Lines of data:

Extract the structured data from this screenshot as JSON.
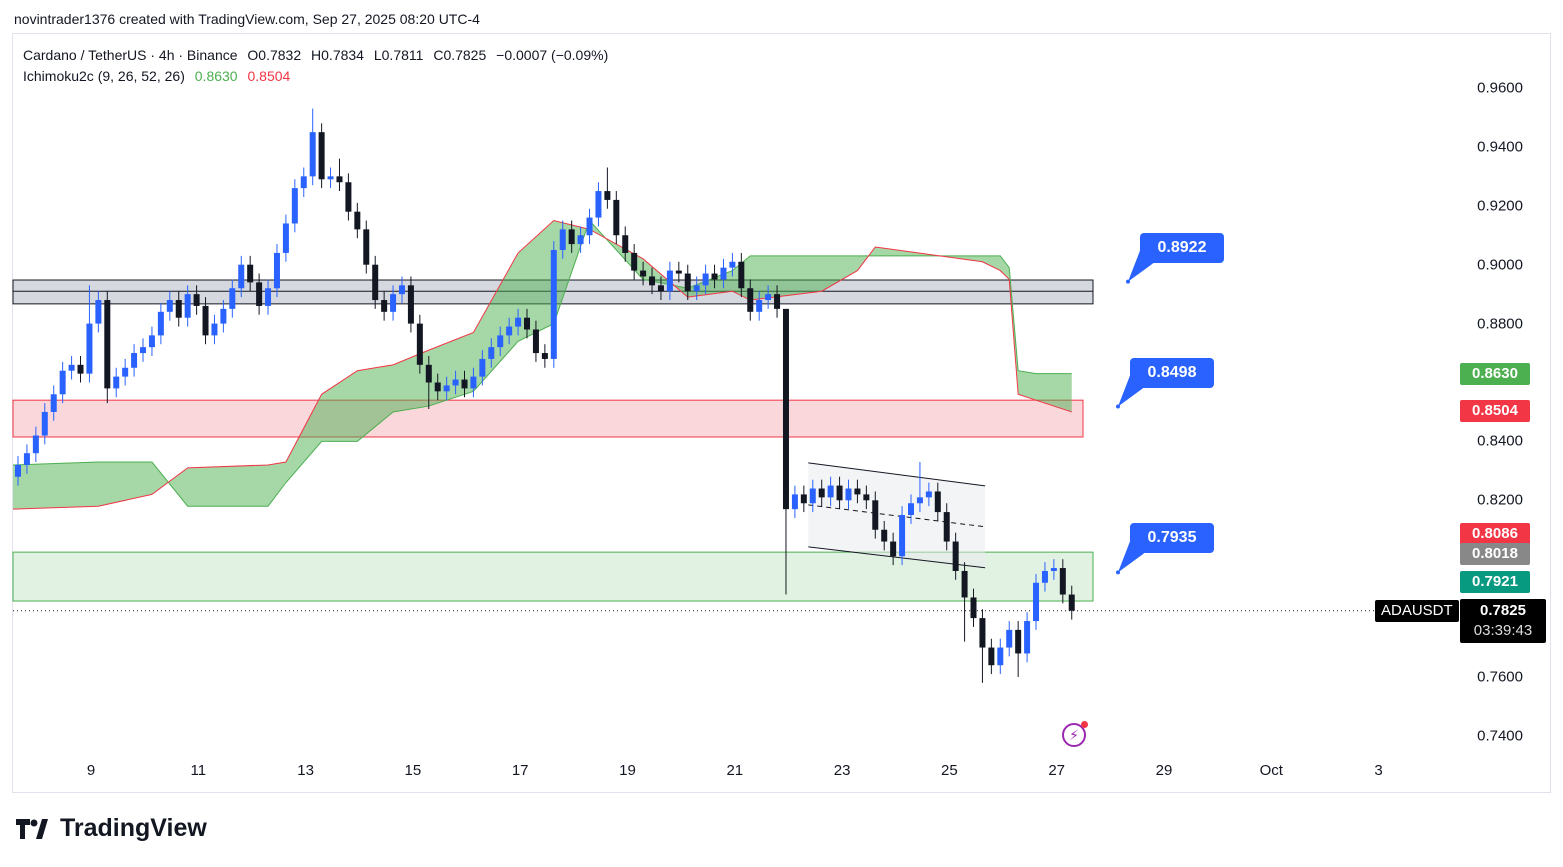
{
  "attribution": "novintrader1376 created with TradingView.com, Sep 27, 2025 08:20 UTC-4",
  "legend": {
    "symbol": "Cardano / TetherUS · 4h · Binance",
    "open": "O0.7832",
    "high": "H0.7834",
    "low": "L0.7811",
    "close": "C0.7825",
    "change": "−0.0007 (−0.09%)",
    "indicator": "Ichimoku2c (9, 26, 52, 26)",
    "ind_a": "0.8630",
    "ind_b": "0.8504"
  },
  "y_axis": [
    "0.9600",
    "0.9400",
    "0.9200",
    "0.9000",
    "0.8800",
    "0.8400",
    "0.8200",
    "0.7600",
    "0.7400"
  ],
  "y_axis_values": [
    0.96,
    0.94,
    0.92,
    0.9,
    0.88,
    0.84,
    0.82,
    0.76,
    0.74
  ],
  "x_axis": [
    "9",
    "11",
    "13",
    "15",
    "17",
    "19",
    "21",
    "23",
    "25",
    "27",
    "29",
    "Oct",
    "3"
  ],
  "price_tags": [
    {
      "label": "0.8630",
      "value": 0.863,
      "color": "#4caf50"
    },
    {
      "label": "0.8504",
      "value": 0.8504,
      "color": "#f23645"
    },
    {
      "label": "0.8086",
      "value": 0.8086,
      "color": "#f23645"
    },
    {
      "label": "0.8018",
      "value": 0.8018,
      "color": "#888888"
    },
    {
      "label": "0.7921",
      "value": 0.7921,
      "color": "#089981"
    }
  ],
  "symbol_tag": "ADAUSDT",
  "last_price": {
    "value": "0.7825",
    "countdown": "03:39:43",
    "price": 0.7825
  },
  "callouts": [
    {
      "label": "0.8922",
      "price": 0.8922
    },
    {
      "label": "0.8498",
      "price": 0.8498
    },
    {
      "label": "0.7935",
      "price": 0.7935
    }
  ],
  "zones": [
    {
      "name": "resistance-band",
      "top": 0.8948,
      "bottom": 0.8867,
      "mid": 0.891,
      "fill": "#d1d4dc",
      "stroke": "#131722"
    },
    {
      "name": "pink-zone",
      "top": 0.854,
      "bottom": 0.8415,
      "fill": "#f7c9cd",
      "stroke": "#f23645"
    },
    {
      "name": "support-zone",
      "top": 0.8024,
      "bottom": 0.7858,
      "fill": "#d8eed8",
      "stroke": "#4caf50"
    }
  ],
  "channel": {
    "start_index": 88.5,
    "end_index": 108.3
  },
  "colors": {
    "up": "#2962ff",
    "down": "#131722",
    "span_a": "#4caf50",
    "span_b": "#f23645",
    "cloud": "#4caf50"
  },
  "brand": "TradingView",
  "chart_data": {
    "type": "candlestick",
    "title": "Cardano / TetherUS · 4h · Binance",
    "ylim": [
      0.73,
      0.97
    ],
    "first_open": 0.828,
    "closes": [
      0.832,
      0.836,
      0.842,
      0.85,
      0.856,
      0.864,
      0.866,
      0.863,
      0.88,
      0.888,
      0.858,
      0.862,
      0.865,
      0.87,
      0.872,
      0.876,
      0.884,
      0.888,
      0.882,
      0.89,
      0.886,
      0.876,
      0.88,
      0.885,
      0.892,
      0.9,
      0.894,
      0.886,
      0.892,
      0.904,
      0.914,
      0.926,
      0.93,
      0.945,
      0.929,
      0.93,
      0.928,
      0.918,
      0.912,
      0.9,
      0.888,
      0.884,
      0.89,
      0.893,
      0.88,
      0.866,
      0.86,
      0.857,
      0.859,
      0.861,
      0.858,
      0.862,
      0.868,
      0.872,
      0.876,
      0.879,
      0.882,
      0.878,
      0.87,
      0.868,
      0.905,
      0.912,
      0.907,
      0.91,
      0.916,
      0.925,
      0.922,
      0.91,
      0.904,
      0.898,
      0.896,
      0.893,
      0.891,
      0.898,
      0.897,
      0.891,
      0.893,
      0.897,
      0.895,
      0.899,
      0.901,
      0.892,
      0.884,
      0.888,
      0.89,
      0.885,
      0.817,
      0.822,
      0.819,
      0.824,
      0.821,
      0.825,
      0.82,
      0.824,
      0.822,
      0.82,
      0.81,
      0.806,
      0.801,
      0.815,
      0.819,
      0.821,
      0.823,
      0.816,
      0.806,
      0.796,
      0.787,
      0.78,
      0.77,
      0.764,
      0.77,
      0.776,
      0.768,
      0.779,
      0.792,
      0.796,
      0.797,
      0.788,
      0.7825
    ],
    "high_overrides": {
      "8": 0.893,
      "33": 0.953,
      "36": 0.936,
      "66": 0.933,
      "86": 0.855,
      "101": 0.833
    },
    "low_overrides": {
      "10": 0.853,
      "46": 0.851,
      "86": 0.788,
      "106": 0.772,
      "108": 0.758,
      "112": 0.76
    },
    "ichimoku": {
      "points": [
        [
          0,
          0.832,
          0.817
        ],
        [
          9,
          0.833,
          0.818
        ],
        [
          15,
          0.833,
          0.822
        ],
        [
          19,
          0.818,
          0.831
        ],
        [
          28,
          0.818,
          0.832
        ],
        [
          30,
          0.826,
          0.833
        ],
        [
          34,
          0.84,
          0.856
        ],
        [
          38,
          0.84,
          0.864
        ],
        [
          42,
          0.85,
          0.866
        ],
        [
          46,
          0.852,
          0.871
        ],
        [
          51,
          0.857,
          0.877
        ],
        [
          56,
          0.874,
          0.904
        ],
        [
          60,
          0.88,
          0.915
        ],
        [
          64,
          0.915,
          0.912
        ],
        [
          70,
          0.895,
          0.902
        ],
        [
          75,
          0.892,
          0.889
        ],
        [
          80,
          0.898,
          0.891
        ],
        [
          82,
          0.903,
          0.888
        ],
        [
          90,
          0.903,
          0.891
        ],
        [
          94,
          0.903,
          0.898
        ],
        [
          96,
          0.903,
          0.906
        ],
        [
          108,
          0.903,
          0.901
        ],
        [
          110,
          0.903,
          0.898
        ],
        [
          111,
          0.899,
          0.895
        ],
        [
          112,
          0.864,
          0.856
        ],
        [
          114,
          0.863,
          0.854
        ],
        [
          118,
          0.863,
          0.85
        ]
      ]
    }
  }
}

--

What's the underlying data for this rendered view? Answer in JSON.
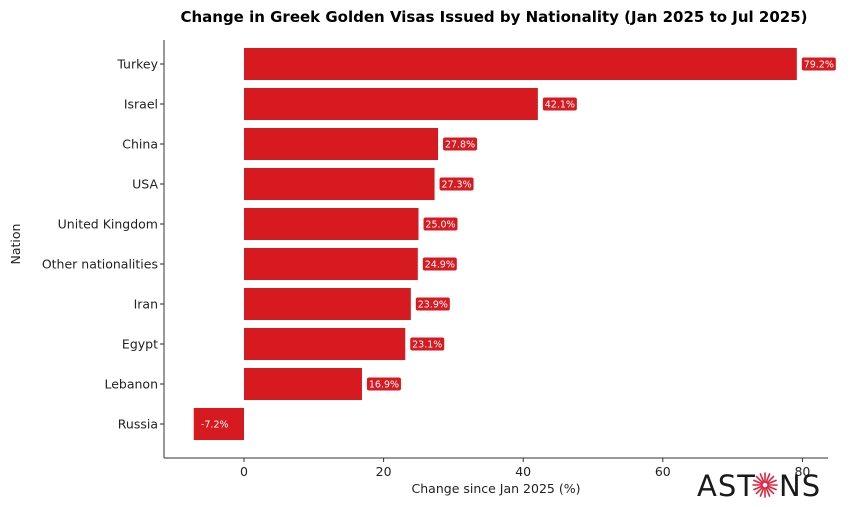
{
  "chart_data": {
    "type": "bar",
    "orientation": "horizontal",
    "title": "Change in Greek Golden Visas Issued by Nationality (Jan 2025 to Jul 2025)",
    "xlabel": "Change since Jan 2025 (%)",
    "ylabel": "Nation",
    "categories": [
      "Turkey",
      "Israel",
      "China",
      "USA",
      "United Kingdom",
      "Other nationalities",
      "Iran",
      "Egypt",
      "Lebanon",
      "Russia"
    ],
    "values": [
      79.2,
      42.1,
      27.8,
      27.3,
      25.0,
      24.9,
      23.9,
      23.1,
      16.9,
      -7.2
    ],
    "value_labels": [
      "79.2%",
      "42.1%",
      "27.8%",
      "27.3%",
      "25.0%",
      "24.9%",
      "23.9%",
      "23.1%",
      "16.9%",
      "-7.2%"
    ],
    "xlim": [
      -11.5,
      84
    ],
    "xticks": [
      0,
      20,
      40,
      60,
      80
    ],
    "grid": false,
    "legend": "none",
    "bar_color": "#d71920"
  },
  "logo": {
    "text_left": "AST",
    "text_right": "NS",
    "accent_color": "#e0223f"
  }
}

OBJECTIVE: Gather and return every line that holds the string "bottom".

WRITTEN ANSWER:
      "bottom": 0.8867,
      "bottom": 0.8415,
      "bottom": 0.7858,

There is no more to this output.